* Task instructions: Every line below that includes "data" counts toward the total. Report that total alone.

* Available records:
⁂
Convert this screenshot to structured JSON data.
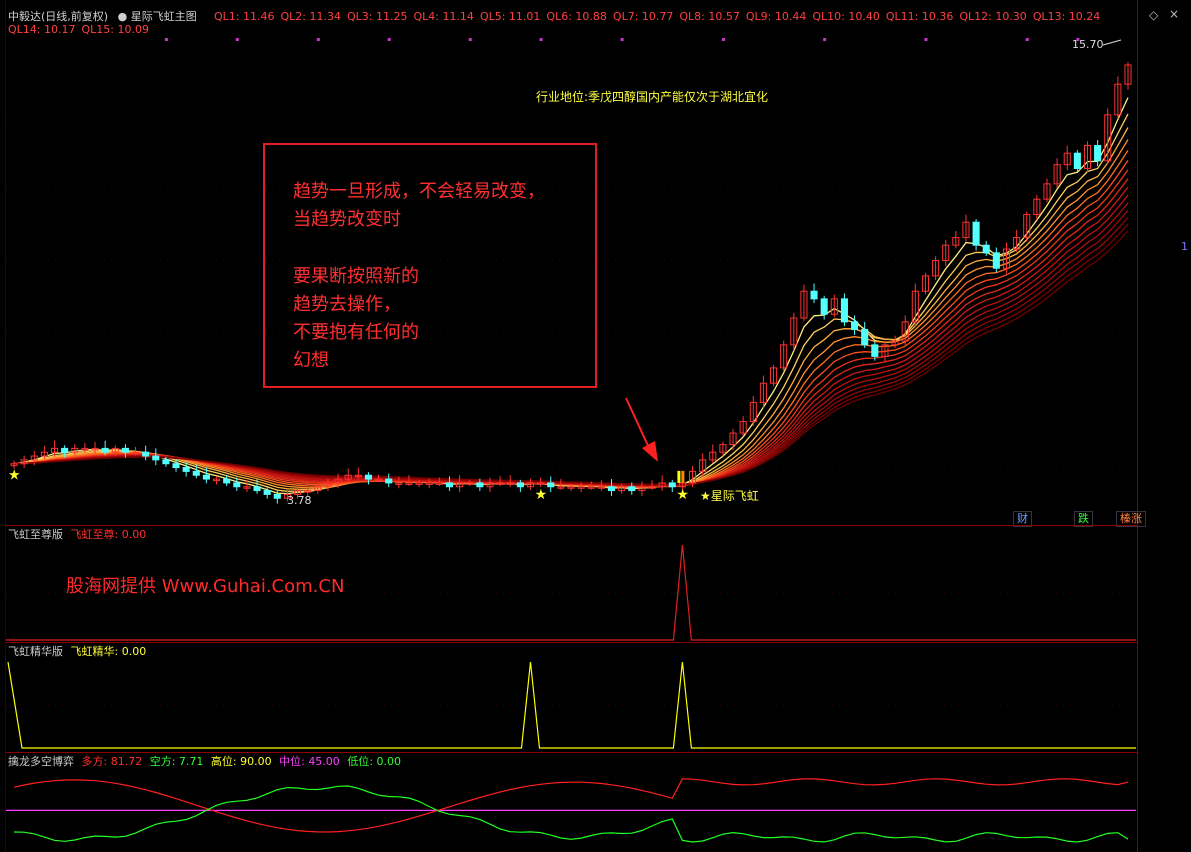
⁂
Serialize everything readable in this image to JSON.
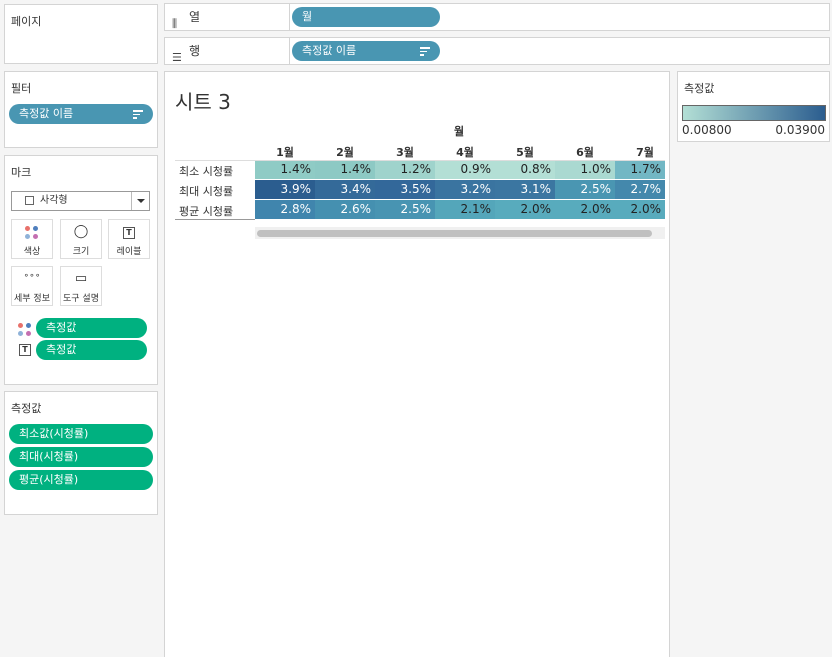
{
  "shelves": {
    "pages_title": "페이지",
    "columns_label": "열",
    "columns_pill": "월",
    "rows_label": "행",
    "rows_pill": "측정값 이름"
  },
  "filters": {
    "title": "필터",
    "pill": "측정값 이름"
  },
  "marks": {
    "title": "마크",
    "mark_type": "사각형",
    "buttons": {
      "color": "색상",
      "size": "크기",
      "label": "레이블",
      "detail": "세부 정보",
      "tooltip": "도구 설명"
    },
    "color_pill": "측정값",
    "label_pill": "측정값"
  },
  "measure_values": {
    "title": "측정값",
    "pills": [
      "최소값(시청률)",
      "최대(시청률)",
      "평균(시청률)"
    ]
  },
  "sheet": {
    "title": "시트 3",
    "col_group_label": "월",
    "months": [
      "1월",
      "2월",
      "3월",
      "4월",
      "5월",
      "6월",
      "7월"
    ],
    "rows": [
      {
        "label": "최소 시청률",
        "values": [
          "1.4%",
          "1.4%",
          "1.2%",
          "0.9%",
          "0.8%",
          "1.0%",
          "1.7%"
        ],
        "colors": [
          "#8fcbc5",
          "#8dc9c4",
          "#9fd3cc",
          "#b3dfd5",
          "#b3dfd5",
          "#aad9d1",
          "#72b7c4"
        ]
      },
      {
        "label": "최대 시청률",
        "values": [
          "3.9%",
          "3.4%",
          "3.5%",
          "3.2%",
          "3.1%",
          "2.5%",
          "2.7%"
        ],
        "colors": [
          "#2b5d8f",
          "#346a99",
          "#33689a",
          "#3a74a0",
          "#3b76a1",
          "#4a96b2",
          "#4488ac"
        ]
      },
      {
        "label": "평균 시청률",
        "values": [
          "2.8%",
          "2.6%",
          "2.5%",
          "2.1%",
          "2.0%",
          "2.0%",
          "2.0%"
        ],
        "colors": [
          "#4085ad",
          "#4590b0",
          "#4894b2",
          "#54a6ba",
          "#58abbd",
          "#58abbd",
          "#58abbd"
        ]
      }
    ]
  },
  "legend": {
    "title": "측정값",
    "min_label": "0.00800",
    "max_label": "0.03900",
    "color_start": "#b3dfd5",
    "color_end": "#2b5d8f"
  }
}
⁂
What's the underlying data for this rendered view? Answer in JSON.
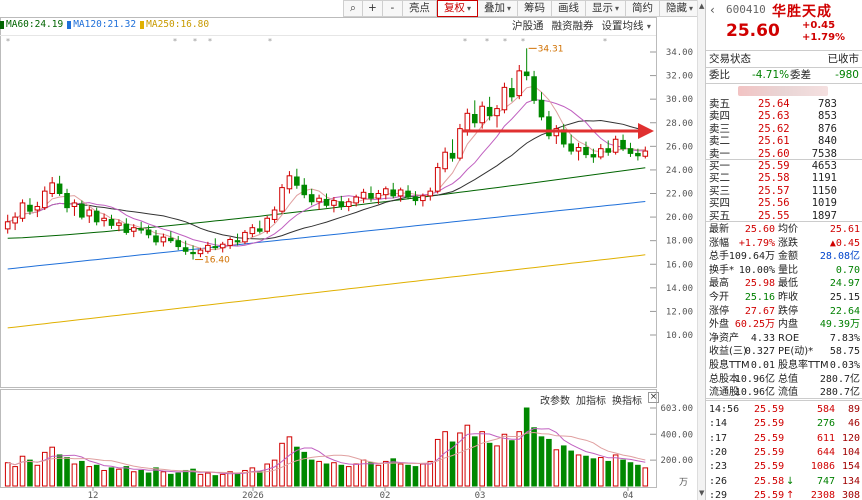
⁂
* Result below: 2